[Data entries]
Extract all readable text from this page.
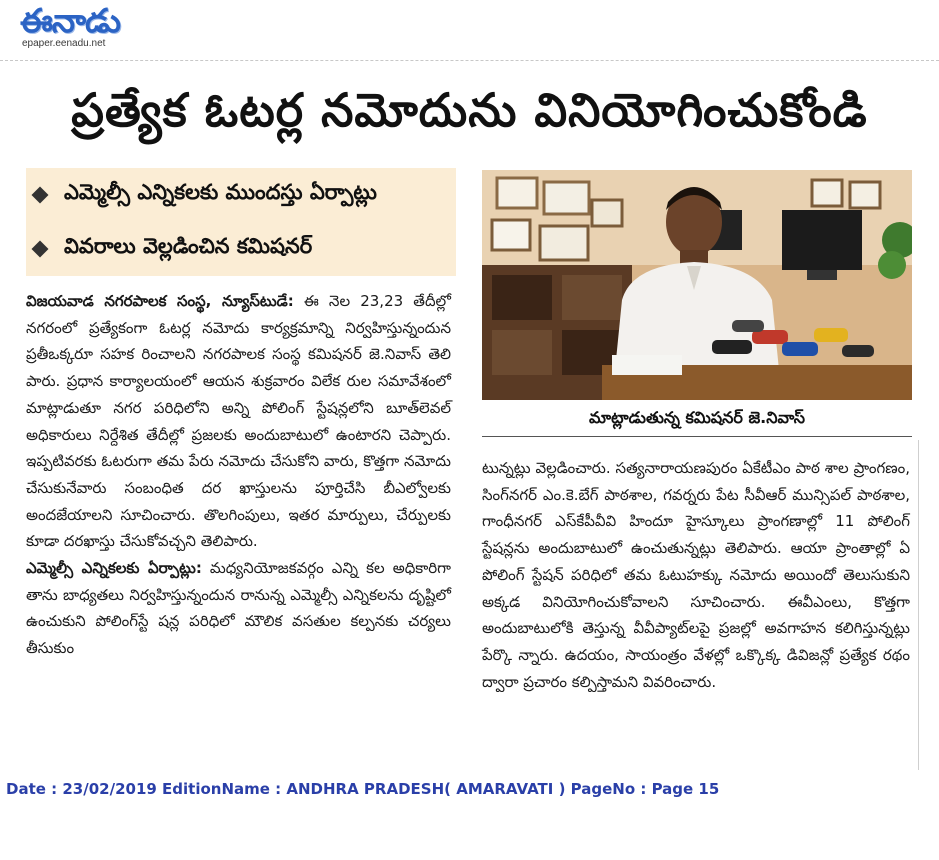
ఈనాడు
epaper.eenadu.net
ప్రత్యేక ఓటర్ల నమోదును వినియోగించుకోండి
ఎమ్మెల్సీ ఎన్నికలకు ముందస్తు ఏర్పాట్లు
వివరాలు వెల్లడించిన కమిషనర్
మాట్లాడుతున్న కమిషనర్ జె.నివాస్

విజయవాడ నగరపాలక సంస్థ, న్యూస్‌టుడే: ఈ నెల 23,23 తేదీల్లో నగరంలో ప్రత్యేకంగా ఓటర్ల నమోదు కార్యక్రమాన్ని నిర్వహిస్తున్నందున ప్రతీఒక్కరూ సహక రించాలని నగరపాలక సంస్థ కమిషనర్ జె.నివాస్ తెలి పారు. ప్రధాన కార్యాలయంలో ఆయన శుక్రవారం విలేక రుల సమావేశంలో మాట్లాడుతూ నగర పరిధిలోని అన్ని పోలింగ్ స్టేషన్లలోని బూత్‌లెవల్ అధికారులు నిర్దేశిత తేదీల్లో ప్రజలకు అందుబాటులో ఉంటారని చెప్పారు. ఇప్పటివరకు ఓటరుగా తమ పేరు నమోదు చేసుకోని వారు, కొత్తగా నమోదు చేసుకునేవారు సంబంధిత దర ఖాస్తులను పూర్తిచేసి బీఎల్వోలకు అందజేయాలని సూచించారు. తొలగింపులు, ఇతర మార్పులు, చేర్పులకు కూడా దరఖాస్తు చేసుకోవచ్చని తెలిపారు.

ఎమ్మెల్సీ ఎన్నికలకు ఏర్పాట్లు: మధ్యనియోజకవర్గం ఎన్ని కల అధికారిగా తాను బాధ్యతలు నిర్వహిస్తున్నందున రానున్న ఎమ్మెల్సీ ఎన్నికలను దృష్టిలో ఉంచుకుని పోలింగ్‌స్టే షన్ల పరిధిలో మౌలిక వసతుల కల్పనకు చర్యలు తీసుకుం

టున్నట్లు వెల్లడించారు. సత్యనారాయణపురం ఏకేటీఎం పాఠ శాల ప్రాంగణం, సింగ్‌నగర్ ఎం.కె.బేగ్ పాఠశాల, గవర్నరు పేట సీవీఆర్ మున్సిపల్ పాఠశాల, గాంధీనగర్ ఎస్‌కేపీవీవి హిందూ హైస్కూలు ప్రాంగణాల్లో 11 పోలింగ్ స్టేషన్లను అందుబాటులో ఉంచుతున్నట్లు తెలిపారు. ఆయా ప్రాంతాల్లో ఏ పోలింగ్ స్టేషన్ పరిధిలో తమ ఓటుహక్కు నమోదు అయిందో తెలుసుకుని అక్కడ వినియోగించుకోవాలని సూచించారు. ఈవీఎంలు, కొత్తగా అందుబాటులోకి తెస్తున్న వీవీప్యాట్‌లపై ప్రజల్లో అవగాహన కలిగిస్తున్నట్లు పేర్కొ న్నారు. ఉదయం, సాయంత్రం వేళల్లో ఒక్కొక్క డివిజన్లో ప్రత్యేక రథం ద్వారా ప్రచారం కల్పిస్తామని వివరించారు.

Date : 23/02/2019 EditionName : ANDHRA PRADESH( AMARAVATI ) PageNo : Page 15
==
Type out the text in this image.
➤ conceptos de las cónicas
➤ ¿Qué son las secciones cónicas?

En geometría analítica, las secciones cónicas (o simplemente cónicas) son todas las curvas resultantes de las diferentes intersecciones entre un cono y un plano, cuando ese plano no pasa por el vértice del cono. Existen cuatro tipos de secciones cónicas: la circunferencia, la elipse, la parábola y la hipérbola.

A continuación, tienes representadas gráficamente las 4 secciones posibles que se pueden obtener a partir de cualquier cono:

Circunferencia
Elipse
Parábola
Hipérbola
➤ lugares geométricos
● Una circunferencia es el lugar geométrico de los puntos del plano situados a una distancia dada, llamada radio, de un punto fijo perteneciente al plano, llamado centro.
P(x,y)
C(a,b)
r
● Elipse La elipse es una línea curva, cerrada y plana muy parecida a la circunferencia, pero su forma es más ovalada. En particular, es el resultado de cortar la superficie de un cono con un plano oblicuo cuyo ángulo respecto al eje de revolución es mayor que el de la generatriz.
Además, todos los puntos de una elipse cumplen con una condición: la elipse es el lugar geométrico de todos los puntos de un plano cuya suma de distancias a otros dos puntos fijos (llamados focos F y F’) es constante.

> _TASK PROMPT_
Report every line in the data above in which the word "cónicas" appears.

> _SOLUTION TO THIS TASK_
➤ conceptos de las cónicas
➤ ¿Qué son las secciones cónicas?
En geometría analítica, las secciones cónicas (o simplemente cónicas) son todas las curvas resultantes de las diferentes intersecciones entre un cono y un plano, cuando ese plano no pasa por el vértice del cono. Existen cuatro tipos de secciones cónicas: la circunferencia, la elipse, la parábola y la hipérbola.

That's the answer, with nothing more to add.